#### Direction
Output the full listing below exactly, without the pictures.

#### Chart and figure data
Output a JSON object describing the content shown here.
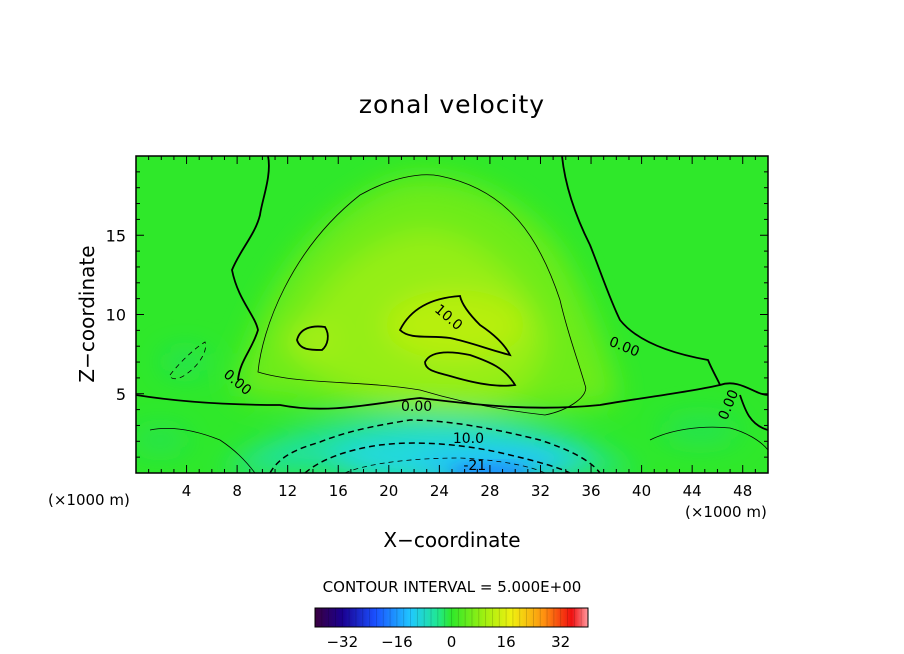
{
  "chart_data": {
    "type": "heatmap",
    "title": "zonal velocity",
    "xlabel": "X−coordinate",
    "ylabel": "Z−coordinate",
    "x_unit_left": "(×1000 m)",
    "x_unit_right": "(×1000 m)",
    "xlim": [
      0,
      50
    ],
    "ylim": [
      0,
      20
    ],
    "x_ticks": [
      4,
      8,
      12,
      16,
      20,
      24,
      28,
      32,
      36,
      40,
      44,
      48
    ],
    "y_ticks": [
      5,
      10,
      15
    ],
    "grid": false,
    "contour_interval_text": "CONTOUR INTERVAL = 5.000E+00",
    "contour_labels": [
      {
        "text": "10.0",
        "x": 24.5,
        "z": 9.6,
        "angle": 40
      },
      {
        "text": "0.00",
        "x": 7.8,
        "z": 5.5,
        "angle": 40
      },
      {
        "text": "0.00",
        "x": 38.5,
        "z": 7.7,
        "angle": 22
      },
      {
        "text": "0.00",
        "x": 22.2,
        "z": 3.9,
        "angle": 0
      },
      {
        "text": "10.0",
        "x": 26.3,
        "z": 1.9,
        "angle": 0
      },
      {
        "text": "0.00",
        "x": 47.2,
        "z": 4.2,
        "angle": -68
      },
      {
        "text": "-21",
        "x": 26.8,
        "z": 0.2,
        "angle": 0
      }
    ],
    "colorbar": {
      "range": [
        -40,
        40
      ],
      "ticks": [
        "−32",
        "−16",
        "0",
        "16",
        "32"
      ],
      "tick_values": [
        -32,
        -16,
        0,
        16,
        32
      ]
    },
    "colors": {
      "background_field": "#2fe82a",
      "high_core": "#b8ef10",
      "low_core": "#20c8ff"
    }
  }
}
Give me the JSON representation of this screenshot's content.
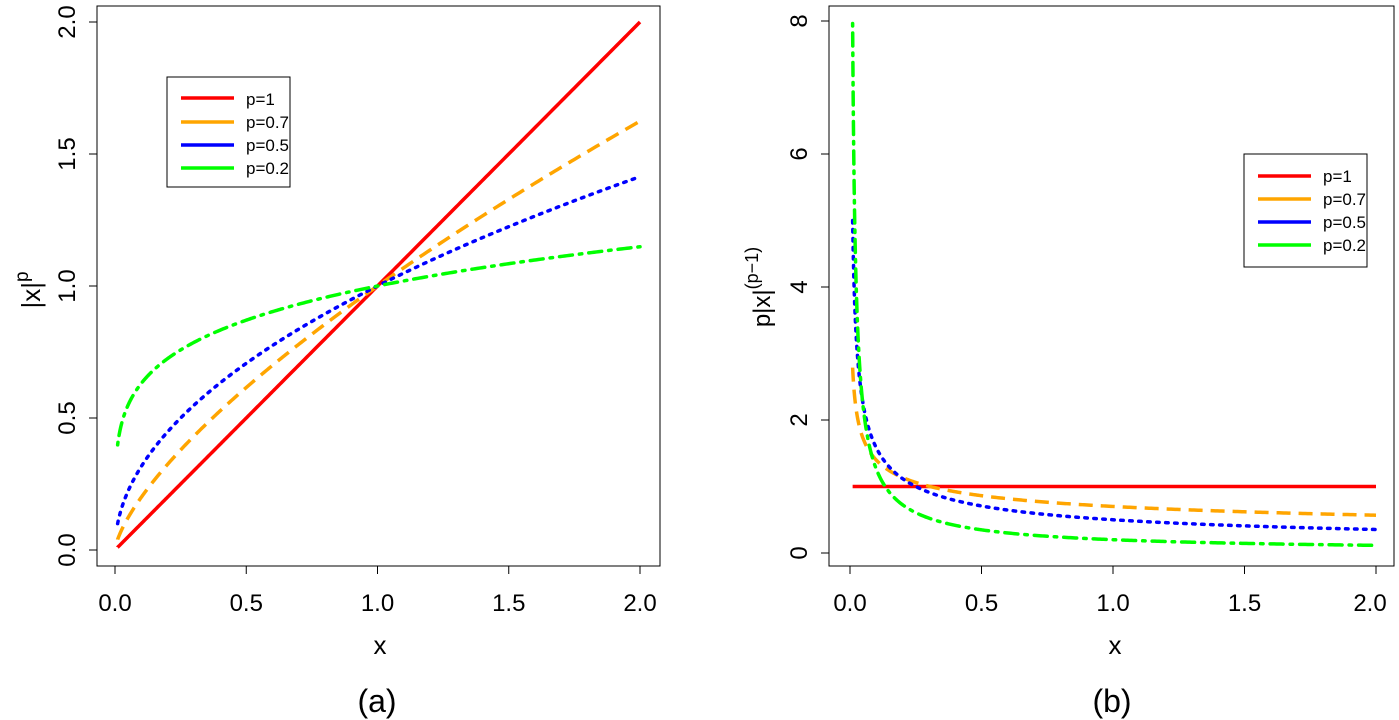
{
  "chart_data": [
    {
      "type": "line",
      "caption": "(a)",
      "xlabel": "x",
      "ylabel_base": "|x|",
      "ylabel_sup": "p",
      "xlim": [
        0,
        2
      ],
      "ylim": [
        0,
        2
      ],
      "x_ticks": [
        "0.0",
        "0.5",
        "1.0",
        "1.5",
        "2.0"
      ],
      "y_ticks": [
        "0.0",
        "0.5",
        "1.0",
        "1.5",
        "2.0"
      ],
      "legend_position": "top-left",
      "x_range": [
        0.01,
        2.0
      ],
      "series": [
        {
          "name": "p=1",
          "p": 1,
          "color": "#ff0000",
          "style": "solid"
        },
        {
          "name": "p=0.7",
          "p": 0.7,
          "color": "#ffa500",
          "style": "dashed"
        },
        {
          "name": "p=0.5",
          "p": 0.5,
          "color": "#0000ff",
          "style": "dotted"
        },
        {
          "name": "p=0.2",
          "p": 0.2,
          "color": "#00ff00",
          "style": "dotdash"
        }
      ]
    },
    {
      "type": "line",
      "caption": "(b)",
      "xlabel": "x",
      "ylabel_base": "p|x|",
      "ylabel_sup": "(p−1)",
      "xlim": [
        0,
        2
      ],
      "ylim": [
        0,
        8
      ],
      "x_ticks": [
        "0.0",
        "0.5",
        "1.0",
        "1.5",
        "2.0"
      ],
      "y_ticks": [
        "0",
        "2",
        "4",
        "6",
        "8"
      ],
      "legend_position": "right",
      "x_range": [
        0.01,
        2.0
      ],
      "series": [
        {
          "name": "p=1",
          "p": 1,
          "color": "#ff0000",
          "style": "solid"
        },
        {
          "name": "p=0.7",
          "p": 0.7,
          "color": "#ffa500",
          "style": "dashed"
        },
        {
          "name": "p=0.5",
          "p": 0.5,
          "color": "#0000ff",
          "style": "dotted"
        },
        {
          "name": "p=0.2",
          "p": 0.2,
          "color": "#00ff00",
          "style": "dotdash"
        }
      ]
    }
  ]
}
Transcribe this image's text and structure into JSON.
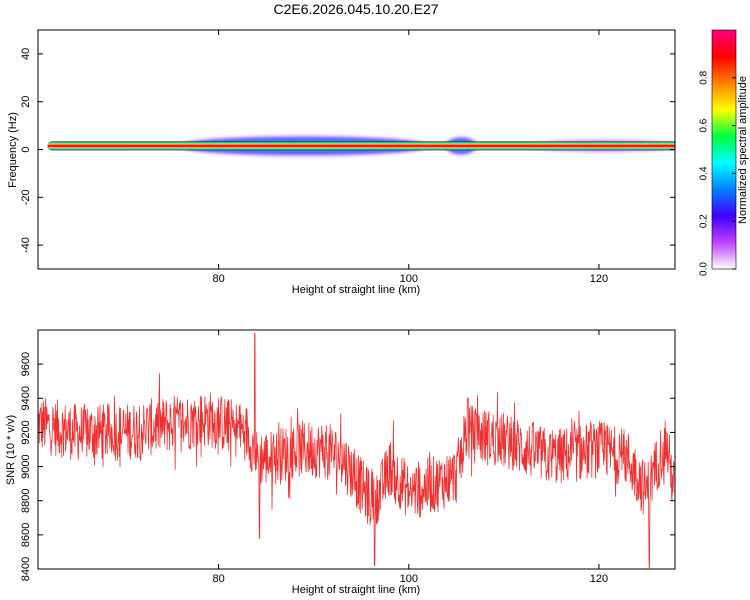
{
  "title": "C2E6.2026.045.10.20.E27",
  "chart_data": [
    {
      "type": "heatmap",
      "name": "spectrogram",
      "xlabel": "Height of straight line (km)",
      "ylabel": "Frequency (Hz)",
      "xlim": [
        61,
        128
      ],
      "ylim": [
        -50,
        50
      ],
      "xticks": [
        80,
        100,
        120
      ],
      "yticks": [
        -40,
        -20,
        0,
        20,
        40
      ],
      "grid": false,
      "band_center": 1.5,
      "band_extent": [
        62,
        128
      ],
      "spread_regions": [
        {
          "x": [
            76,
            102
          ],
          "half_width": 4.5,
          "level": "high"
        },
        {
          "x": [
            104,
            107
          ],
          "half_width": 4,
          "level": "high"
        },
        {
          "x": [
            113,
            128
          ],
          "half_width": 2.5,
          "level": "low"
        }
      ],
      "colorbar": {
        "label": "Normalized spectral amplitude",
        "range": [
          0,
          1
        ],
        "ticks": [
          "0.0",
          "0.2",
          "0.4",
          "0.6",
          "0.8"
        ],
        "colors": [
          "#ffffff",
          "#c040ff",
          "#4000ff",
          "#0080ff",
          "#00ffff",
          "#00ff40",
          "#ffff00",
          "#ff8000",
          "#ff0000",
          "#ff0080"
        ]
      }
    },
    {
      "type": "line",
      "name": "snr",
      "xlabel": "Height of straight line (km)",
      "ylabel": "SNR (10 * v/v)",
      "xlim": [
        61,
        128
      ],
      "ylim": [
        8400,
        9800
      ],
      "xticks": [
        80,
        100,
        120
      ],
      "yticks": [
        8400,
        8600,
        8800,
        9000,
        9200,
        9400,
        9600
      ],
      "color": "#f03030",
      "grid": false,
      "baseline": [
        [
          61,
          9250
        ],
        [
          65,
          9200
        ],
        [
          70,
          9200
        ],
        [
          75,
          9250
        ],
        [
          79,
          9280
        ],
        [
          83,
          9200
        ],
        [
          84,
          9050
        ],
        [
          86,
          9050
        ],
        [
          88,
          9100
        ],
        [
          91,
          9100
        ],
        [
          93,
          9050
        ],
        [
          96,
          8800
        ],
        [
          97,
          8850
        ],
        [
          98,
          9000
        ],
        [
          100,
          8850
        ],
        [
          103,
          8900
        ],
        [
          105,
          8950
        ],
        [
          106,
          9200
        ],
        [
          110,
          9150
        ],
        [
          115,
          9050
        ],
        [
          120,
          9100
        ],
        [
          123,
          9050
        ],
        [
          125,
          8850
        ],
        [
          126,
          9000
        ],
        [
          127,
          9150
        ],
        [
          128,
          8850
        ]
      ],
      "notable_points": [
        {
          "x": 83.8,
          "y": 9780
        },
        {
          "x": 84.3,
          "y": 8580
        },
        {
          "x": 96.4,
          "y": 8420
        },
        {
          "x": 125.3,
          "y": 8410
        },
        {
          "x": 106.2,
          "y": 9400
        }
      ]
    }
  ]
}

#### Solution for this problem
Output a JSON object describing the content shown here.
{
  "chart_data": {
    "type": "heatmap",
    "title": "zonal velocity",
    "xlabel": "X−coordinate",
    "ylabel": "Z−coordinate",
    "x_unit_left": "(×1000 m)",
    "x_unit_right": "(×1000 m)",
    "xlim": [
      0,
      50
    ],
    "ylim": [
      0,
      20
    ],
    "x_ticks": [
      4,
      8,
      12,
      16,
      20,
      24,
      28,
      32,
      36,
      40,
      44,
      48
    ],
    "y_ticks": [
      5,
      10,
      15
    ],
    "grid": false,
    "contour_interval_text": "CONTOUR INTERVAL = 5.000E+00",
    "contour_labels": [
      {
        "text": "10.0",
        "x": 24.5,
        "z": 9.6,
        "angle": 40
      },
      {
        "text": "0.00",
        "x": 7.8,
        "z": 5.5,
        "angle": 40
      },
      {
        "text": "0.00",
        "x": 38.5,
        "z": 7.7,
        "angle": 22
      },
      {
        "text": "0.00",
        "x": 22.2,
        "z": 3.9,
        "angle": 0
      },
      {
        "text": "10.0",
        "x": 26.3,
        "z": 1.9,
        "angle": 0
      },
      {
        "text": "0.00",
        "x": 47.2,
        "z": 4.2,
        "angle": -68
      },
      {
        "text": "-21",
        "x": 26.8,
        "z": 0.2,
        "angle": 0
      }
    ],
    "colorbar": {
      "range": [
        -40,
        40
      ],
      "ticks": [
        "−32",
        "−16",
        "0",
        "16",
        "32"
      ],
      "tick_values": [
        -32,
        -16,
        0,
        16,
        32
      ]
    },
    "colors": {
      "background_field": "#2fe82a",
      "high_core": "#b8ef10",
      "low_core": "#20c8ff"
    }
  }
}
Give me the JSON representation of this screenshot's content.
{
  "chart_data": [
    {
      "type": "line",
      "caption": "(a)",
      "xlabel": "x",
      "ylabel_base": "|x|",
      "ylabel_sup": "p",
      "xlim": [
        0,
        2
      ],
      "ylim": [
        0,
        2
      ],
      "x_ticks": [
        "0.0",
        "0.5",
        "1.0",
        "1.5",
        "2.0"
      ],
      "y_ticks": [
        "0.0",
        "0.5",
        "1.0",
        "1.5",
        "2.0"
      ],
      "legend_position": "top-left",
      "x_range": [
        0.01,
        2.0
      ],
      "series": [
        {
          "name": "p=1",
          "p": 1,
          "color": "#ff0000",
          "style": "solid"
        },
        {
          "name": "p=0.7",
          "p": 0.7,
          "color": "#ffa500",
          "style": "dashed"
        },
        {
          "name": "p=0.5",
          "p": 0.5,
          "color": "#0000ff",
          "style": "dotted"
        },
        {
          "name": "p=0.2",
          "p": 0.2,
          "color": "#00ff00",
          "style": "dotdash"
        }
      ]
    },
    {
      "type": "line",
      "caption": "(b)",
      "xlabel": "x",
      "ylabel_base": "p|x|",
      "ylabel_sup": "(p−1)",
      "xlim": [
        0,
        2
      ],
      "ylim": [
        0,
        8
      ],
      "x_ticks": [
        "0.0",
        "0.5",
        "1.0",
        "1.5",
        "2.0"
      ],
      "y_ticks": [
        "0",
        "2",
        "4",
        "6",
        "8"
      ],
      "legend_position": "right",
      "x_range": [
        0.01,
        2.0
      ],
      "series": [
        {
          "name": "p=1",
          "p": 1,
          "color": "#ff0000",
          "style": "solid"
        },
        {
          "name": "p=0.7",
          "p": 0.7,
          "color": "#ffa500",
          "style": "dashed"
        },
        {
          "name": "p=0.5",
          "p": 0.5,
          "color": "#0000ff",
          "style": "dotted"
        },
        {
          "name": "p=0.2",
          "p": 0.2,
          "color": "#00ff00",
          "style": "dotdash"
        }
      ]
    }
  ]
}
Transcribe this image's text and structure into JSON.
{
  "title": "C2E6.2026.045.10.20.E27",
  "chart_data": [
    {
      "type": "heatmap",
      "name": "spectrogram",
      "xlabel": "Height of straight line (km)",
      "ylabel": "Frequency (Hz)",
      "xlim": [
        61,
        128
      ],
      "ylim": [
        -50,
        50
      ],
      "xticks": [
        80,
        100,
        120
      ],
      "yticks": [
        -40,
        -20,
        0,
        20,
        40
      ],
      "grid": false,
      "band_center": 1.5,
      "band_extent": [
        62,
        128
      ],
      "spread_regions": [
        {
          "x": [
            76,
            102
          ],
          "half_width": 4.5,
          "level": "high"
        },
        {
          "x": [
            104,
            107
          ],
          "half_width": 4,
          "level": "high"
        },
        {
          "x": [
            113,
            128
          ],
          "half_width": 2.5,
          "level": "low"
        }
      ],
      "colorbar": {
        "label": "Normalized spectral amplitude",
        "range": [
          0,
          1
        ],
        "ticks": [
          "0.0",
          "0.2",
          "0.4",
          "0.6",
          "0.8"
        ],
        "colors": [
          "#ffffff",
          "#c040ff",
          "#4000ff",
          "#0080ff",
          "#00ffff",
          "#00ff40",
          "#ffff00",
          "#ff8000",
          "#ff0000",
          "#ff0080"
        ]
      }
    },
    {
      "type": "line",
      "name": "snr",
      "xlabel": "Height of straight line (km)",
      "ylabel": "SNR (10 * v/v)",
      "xlim": [
        61,
        128
      ],
      "ylim": [
        8400,
        9800
      ],
      "xticks": [
        80,
        100,
        120
      ],
      "yticks": [
        8400,
        8600,
        8800,
        9000,
        9200,
        9400,
        9600
      ],
      "color": "#f03030",
      "grid": false,
      "baseline": [
        [
          61,
          9250
        ],
        [
          65,
          9200
        ],
        [
          70,
          9200
        ],
        [
          75,
          9250
        ],
        [
          79,
          9280
        ],
        [
          83,
          9200
        ],
        [
          84,
          9050
        ],
        [
          86,
          9050
        ],
        [
          88,
          9100
        ],
        [
          91,
          9100
        ],
        [
          93,
          9050
        ],
        [
          96,
          8800
        ],
        [
          97,
          8850
        ],
        [
          98,
          9000
        ],
        [
          100,
          8850
        ],
        [
          103,
          8900
        ],
        [
          105,
          8950
        ],
        [
          106,
          9200
        ],
        [
          110,
          9150
        ],
        [
          115,
          9050
        ],
        [
          120,
          9100
        ],
        [
          123,
          9050
        ],
        [
          125,
          8850
        ],
        [
          126,
          9000
        ],
        [
          127,
          9150
        ],
        [
          128,
          8850
        ]
      ],
      "notable_points": [
        {
          "x": 83.8,
          "y": 9780
        },
        {
          "x": 84.3,
          "y": 8580
        },
        {
          "x": 96.4,
          "y": 8420
        },
        {
          "x": 125.3,
          "y": 8410
        },
        {
          "x": 106.2,
          "y": 9400
        }
      ]
    }
  ]
}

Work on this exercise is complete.